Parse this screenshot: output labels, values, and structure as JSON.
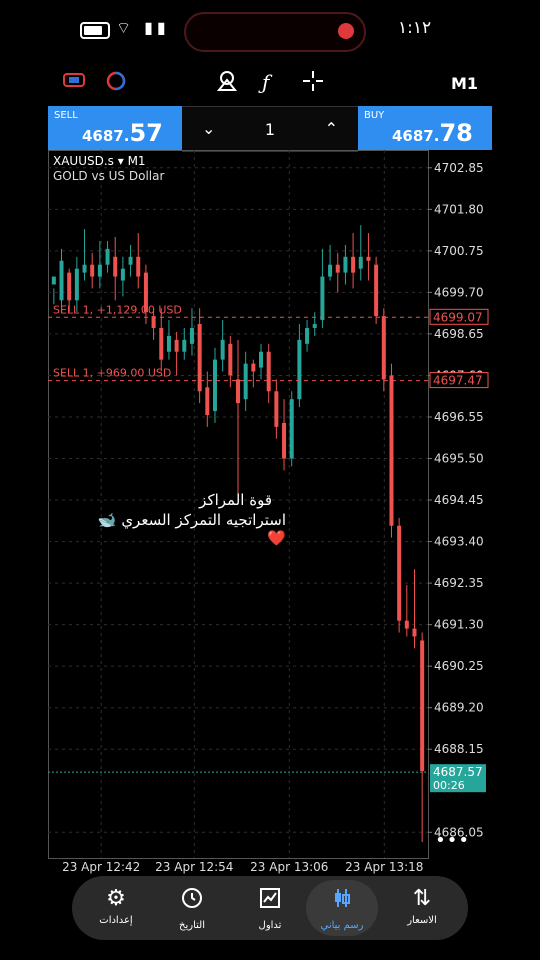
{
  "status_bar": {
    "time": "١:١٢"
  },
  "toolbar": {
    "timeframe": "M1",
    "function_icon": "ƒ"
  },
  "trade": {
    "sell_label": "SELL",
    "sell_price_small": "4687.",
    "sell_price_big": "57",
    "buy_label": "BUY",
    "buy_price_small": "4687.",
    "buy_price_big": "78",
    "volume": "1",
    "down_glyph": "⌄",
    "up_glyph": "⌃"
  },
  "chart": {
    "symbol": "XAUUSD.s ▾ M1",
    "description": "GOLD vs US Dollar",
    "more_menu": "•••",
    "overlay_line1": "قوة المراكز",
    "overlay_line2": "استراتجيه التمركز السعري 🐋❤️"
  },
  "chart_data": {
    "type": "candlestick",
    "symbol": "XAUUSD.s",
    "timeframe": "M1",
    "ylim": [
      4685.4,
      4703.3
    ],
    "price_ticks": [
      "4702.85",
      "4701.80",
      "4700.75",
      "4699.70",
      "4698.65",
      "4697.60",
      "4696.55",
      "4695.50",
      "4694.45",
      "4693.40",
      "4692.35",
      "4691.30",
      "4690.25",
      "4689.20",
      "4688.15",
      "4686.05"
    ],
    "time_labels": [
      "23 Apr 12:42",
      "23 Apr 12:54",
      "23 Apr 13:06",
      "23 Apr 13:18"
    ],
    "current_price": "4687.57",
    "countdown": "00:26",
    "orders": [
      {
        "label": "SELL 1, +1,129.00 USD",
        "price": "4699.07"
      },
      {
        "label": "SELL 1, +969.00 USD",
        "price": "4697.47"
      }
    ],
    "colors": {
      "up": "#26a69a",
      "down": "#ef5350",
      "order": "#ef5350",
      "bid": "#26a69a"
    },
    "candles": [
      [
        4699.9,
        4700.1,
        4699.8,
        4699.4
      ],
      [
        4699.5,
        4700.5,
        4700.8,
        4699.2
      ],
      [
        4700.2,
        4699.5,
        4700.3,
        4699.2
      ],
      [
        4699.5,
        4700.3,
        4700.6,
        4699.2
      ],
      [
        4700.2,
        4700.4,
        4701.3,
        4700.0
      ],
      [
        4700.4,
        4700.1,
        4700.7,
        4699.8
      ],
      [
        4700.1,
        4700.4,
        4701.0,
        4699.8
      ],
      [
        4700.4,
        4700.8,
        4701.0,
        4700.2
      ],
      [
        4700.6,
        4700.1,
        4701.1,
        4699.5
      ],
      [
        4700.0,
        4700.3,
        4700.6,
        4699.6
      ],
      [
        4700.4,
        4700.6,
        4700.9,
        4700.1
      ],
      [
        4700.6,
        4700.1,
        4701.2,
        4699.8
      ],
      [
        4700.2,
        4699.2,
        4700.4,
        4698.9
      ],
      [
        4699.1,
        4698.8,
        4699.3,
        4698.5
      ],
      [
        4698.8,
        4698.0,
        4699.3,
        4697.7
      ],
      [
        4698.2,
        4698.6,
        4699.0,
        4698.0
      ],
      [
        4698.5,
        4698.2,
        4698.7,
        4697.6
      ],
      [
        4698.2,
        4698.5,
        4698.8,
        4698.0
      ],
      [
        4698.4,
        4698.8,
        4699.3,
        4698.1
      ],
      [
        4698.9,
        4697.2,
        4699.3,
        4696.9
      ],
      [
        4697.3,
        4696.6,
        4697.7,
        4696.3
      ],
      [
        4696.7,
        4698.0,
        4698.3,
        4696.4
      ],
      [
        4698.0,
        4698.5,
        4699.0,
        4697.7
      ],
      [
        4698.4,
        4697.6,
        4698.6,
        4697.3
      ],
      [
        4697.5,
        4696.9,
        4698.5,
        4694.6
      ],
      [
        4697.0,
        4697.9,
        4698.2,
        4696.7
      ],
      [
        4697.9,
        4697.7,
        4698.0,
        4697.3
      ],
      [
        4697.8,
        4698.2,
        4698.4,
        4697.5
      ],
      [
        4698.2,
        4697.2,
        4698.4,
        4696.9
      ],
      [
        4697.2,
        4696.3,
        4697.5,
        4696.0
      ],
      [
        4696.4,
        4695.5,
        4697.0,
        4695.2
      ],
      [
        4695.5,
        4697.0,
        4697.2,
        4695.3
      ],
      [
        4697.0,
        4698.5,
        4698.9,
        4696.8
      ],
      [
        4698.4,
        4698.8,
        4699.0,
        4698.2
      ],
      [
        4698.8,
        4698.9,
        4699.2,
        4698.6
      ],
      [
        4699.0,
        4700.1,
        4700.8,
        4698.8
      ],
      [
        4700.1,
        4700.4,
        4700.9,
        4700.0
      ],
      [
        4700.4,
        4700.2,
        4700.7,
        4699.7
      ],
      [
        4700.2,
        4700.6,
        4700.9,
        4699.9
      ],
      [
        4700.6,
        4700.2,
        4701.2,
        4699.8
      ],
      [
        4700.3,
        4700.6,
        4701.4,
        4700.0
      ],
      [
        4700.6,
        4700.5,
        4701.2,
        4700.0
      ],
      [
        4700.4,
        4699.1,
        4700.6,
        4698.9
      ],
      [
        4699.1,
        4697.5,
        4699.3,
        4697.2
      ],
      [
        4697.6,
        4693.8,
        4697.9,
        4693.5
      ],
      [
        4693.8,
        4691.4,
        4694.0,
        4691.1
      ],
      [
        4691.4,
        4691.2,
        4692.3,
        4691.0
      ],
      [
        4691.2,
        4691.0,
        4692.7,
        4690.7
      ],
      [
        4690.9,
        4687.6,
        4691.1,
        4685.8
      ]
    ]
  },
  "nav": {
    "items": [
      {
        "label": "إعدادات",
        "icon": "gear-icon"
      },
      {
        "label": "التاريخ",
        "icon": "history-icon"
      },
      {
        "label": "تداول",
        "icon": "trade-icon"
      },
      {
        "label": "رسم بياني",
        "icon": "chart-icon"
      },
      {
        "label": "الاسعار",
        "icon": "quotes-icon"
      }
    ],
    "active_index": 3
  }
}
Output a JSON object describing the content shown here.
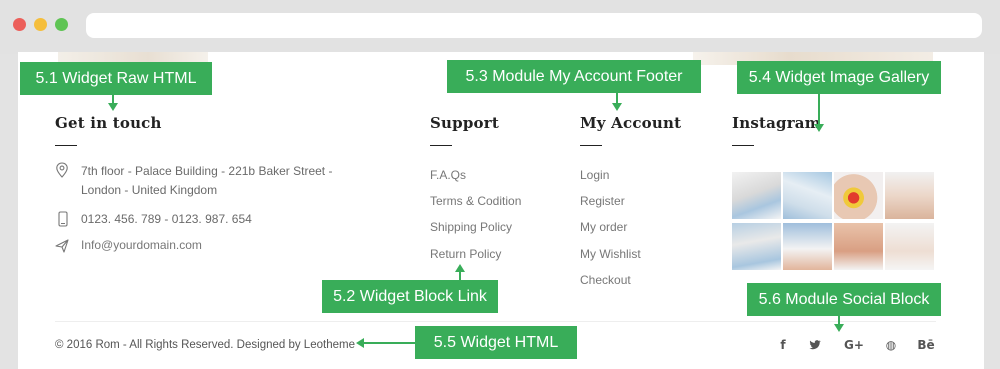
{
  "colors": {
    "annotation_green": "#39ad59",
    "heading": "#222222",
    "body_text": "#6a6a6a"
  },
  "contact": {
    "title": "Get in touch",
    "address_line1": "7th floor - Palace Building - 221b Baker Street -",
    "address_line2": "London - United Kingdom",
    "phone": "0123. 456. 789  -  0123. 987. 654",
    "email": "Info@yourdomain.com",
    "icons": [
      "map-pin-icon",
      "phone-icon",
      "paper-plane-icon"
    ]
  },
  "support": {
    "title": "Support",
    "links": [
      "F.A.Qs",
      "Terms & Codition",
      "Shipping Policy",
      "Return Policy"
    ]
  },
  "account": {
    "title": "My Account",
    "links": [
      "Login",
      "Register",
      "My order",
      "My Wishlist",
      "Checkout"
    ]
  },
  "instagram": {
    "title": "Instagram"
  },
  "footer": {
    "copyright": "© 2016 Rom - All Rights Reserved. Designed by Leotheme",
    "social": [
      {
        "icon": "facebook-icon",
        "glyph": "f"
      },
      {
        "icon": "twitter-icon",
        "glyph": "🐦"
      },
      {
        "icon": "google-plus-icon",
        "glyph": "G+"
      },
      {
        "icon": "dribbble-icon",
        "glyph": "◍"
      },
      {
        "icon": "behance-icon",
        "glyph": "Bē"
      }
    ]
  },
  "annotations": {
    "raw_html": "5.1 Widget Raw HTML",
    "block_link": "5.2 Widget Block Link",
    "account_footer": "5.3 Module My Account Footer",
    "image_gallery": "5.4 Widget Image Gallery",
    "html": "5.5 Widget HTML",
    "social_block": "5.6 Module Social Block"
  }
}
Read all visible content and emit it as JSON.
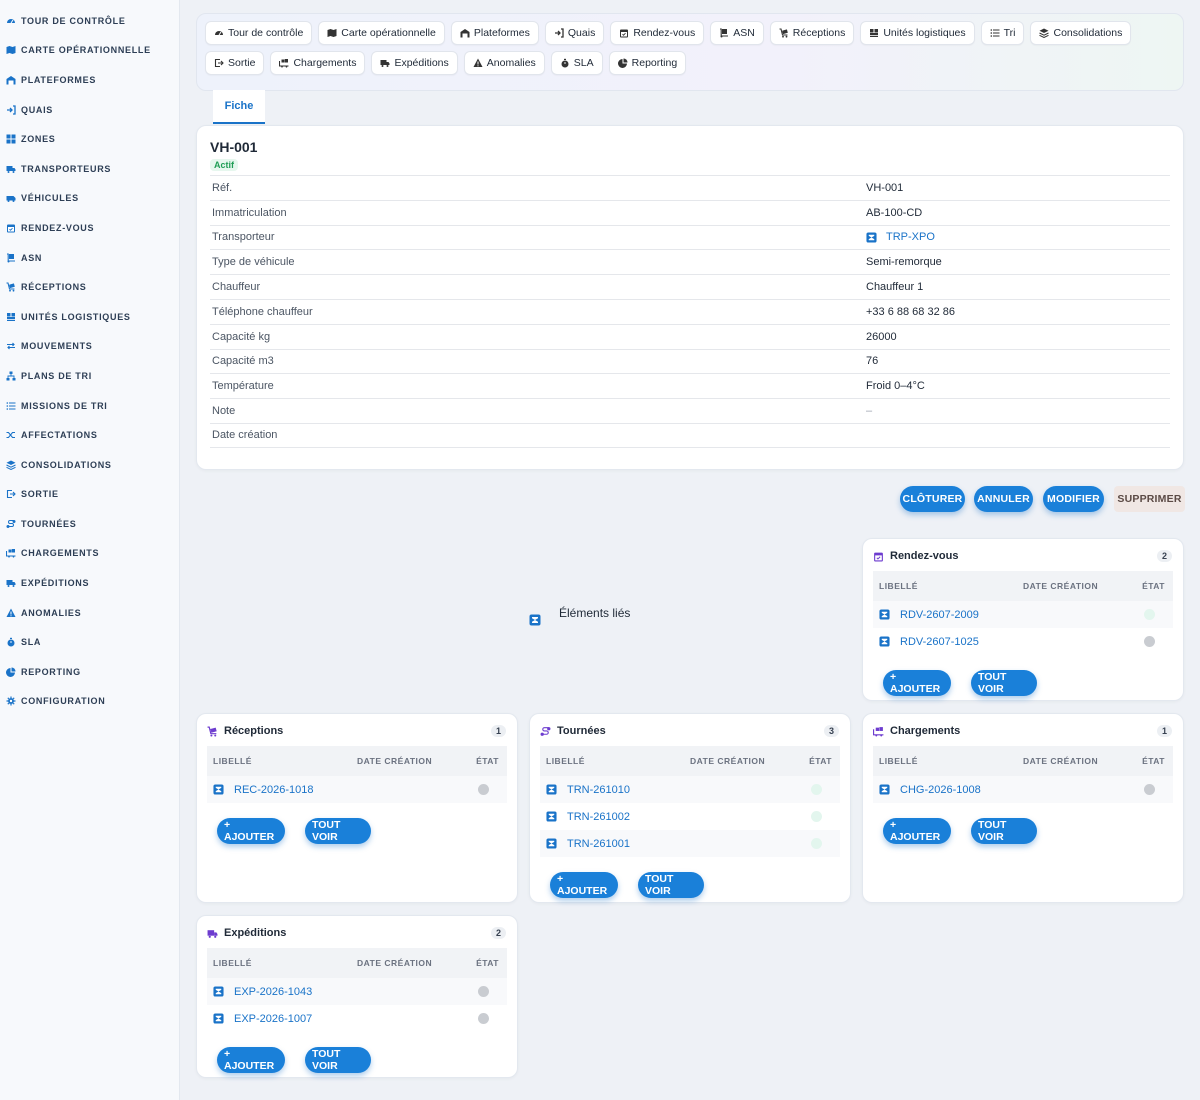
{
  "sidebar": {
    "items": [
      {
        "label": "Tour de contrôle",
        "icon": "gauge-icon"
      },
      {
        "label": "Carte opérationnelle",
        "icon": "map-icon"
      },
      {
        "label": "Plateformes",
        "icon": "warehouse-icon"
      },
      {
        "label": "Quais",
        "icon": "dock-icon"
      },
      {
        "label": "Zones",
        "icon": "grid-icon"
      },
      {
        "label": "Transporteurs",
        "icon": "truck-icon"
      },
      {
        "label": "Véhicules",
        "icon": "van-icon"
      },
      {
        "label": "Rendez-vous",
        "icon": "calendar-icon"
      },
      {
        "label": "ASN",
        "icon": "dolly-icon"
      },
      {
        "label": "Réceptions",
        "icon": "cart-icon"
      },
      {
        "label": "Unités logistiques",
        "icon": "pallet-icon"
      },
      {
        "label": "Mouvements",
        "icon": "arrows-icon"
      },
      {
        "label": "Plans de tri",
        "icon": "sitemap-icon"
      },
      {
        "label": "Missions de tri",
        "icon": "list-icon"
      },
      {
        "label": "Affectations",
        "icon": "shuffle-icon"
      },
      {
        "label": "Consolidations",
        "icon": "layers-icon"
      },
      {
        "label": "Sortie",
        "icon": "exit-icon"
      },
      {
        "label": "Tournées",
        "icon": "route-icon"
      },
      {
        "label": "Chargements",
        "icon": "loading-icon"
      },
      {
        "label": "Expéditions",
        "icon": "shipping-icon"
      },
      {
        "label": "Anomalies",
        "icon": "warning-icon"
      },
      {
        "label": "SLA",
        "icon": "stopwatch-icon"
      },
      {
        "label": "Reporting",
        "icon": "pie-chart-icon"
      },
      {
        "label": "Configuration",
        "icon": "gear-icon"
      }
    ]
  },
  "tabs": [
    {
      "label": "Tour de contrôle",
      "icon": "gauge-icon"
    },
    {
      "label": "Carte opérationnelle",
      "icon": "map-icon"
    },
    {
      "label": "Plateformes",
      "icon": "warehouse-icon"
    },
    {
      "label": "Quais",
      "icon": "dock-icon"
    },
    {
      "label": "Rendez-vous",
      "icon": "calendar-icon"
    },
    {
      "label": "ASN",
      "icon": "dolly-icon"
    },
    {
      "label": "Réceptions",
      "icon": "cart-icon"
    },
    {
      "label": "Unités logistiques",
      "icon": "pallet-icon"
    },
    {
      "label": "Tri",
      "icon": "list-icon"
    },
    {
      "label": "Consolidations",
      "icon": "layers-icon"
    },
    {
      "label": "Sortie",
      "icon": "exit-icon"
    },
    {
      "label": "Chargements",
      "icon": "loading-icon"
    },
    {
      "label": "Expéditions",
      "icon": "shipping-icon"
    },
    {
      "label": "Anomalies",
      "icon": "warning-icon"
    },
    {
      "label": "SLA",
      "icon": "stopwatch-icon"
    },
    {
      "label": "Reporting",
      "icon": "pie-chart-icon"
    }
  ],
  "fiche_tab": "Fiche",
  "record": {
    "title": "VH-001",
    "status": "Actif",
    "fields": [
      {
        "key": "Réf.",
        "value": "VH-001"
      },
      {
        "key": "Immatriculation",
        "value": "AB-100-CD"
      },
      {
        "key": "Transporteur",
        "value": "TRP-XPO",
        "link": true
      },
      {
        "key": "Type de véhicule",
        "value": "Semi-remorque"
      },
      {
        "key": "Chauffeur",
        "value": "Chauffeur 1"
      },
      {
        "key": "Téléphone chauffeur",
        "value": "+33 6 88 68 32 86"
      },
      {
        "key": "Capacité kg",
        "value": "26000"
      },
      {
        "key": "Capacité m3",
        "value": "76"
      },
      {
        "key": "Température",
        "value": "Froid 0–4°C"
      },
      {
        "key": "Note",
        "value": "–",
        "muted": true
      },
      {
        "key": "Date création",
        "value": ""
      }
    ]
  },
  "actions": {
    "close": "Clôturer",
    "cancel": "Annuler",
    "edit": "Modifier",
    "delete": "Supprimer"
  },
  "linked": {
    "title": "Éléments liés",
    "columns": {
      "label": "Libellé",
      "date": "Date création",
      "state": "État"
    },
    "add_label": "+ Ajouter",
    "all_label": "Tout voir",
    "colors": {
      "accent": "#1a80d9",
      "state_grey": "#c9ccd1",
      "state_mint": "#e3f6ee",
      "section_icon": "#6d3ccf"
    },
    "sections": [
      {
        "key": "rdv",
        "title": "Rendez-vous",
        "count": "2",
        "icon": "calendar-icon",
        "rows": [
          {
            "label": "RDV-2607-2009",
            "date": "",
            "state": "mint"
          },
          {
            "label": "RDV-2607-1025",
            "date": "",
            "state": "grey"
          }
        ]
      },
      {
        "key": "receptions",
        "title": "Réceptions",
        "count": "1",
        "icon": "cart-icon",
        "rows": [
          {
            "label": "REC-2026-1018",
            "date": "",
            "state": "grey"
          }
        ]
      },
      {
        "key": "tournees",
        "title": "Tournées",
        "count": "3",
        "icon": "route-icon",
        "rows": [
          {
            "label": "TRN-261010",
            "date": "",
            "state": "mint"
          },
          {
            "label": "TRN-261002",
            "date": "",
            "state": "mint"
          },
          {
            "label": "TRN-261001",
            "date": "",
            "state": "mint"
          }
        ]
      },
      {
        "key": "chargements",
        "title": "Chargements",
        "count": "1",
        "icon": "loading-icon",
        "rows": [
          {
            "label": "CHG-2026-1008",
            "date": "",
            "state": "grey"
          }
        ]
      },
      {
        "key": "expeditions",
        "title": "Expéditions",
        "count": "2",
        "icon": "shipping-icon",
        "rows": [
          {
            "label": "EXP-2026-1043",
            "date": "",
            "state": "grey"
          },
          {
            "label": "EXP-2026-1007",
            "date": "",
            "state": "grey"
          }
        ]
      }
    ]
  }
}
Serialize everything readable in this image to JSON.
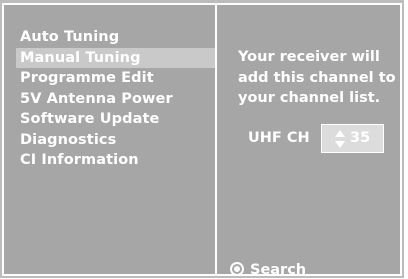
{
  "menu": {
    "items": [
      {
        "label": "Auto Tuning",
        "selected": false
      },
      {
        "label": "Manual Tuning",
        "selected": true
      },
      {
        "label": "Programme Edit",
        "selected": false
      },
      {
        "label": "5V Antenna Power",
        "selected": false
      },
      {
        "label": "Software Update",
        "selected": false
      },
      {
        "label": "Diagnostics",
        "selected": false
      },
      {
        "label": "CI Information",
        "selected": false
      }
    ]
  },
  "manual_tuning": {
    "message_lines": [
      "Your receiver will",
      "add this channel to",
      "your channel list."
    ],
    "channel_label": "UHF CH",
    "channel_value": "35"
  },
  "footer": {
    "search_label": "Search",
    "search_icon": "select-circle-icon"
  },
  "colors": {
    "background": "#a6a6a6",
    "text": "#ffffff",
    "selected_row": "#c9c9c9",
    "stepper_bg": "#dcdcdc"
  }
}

-*-

### THE EXERCISE
Within the listing above, copy each line that has the string "contrôle".

### CORRECT RESULT
        "label": "Tour de contrôle",
      "label": "Tour de contrôle",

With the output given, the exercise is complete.